_WORK REQUIRED_: In the entries, find all lines that hold the word "Gerenciador" and copy them.

▼

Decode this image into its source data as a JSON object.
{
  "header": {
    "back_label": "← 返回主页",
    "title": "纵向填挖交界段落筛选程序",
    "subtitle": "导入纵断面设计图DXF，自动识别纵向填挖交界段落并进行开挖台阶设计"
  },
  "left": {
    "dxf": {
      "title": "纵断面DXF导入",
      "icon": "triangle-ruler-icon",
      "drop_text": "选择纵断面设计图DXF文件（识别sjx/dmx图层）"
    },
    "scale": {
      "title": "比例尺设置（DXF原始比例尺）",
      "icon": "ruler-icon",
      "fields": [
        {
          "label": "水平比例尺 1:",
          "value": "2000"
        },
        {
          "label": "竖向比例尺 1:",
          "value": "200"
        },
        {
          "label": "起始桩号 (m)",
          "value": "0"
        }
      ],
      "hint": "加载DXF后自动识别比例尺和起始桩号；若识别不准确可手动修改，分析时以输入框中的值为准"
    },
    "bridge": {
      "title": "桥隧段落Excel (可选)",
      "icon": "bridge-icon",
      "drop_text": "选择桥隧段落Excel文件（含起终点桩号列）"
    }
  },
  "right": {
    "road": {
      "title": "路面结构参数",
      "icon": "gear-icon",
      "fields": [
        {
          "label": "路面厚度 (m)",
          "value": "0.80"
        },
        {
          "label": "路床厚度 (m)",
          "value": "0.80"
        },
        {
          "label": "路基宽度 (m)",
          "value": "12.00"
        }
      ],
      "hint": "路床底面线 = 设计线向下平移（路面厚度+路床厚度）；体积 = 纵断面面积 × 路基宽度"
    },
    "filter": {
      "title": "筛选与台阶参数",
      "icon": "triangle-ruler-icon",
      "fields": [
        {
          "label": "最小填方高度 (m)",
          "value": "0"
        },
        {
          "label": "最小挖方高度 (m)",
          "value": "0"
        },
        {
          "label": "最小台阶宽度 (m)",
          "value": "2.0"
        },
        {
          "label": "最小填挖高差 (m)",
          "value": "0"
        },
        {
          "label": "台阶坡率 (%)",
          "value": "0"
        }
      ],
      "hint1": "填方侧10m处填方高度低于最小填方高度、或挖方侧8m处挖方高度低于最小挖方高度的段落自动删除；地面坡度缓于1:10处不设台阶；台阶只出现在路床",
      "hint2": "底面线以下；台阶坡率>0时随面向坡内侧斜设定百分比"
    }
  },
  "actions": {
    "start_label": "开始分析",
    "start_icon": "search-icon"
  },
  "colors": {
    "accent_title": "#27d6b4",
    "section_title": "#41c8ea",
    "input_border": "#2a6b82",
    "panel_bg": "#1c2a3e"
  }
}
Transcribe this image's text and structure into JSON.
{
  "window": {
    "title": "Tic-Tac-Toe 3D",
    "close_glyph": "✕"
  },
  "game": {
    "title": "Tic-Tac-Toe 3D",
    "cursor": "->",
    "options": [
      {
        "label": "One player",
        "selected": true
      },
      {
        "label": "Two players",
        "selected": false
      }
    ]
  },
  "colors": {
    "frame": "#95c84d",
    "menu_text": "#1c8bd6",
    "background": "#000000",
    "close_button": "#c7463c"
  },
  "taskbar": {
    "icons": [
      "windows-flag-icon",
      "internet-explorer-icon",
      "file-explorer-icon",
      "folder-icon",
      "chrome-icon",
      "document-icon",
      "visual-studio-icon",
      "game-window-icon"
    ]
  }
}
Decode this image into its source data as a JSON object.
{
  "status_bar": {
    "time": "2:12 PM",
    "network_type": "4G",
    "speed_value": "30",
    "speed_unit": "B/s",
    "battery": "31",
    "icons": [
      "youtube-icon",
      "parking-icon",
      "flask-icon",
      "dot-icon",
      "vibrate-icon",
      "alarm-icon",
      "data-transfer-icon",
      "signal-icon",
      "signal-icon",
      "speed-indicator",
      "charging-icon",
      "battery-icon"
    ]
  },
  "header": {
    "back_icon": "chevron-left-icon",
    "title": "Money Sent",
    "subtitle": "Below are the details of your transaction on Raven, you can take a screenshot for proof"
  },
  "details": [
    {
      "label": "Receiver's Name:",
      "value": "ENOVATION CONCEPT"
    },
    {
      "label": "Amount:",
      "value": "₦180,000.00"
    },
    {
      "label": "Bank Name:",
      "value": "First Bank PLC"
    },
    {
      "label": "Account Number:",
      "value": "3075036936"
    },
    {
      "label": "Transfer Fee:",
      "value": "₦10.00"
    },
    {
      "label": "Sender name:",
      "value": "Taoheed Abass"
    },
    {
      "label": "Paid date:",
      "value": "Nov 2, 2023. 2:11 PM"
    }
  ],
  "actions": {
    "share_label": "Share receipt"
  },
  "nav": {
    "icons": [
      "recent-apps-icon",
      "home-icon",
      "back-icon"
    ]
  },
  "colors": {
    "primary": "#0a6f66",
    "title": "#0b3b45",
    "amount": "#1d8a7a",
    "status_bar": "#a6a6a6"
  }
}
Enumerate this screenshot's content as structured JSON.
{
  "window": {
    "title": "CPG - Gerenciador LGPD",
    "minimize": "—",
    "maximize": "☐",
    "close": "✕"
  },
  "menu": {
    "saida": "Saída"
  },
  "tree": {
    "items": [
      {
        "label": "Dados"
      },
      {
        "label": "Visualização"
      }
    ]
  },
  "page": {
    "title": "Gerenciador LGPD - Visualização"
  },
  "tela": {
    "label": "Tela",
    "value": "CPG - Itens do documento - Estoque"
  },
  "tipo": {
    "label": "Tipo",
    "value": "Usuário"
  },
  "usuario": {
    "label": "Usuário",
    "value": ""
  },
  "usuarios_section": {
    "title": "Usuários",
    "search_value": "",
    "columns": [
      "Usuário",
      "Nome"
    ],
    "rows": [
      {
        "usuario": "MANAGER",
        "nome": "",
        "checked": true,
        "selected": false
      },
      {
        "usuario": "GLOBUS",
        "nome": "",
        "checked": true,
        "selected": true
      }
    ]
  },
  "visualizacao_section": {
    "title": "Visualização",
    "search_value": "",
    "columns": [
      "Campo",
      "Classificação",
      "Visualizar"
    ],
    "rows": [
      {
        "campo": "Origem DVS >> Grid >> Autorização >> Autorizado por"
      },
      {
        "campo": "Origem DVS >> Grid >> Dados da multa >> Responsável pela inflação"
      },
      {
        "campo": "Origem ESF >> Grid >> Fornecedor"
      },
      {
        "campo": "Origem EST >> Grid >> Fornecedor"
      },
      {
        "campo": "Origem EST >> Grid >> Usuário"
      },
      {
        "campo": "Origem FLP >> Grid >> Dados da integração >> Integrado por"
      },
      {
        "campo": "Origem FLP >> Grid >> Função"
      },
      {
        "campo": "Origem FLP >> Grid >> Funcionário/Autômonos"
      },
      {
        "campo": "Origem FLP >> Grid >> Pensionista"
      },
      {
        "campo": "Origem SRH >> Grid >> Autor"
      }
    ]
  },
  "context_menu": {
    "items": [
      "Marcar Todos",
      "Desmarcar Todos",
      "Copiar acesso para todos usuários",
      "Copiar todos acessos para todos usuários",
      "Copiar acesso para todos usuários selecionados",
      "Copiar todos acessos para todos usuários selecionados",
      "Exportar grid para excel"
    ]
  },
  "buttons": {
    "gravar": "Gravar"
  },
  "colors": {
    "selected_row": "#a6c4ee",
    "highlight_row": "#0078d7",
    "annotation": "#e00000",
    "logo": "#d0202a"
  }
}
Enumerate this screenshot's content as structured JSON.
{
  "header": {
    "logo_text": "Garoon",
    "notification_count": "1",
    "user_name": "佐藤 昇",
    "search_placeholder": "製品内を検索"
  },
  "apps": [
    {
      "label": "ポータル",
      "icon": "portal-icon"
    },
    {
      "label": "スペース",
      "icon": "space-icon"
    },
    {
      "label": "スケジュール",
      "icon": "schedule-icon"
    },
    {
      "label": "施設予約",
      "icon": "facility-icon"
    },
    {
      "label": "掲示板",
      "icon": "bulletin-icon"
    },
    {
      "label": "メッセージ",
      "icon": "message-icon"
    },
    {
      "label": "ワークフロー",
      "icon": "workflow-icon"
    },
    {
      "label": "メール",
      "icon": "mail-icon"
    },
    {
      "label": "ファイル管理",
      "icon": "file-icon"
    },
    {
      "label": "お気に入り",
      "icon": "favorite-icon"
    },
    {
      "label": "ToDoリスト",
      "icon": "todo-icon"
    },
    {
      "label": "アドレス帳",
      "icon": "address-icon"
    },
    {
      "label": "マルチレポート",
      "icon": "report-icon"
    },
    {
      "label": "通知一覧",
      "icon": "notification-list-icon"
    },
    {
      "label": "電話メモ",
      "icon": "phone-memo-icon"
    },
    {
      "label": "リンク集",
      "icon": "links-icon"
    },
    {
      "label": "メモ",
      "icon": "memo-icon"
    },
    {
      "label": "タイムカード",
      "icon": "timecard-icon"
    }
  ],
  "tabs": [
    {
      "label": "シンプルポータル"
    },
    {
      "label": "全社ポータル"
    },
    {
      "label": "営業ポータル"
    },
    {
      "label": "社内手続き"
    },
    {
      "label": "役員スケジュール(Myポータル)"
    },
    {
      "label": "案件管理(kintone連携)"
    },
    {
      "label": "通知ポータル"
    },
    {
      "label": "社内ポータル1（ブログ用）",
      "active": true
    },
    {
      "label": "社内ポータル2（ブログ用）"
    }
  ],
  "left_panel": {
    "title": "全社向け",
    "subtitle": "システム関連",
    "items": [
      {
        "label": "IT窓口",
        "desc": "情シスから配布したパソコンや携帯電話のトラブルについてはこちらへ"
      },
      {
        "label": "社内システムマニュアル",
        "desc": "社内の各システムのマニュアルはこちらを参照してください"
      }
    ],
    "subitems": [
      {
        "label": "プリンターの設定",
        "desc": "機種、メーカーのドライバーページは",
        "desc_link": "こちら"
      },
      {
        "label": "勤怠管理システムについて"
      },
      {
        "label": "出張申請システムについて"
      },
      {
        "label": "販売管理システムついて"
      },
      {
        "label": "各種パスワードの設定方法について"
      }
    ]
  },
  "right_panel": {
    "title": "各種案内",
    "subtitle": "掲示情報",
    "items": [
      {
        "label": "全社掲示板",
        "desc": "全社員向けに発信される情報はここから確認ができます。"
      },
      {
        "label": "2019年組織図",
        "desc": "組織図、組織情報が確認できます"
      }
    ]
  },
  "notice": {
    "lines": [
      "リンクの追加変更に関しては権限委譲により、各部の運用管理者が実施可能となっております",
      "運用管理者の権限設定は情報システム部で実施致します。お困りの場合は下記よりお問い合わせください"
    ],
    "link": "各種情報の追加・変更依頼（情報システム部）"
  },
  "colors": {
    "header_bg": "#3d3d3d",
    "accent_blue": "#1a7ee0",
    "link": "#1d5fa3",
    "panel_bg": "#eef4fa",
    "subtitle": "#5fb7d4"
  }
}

▲

_IN RESPONSE_:
    "title": "CPG - Gerenciador LGPD",
    "title": "Gerenciador LGPD - Visualização"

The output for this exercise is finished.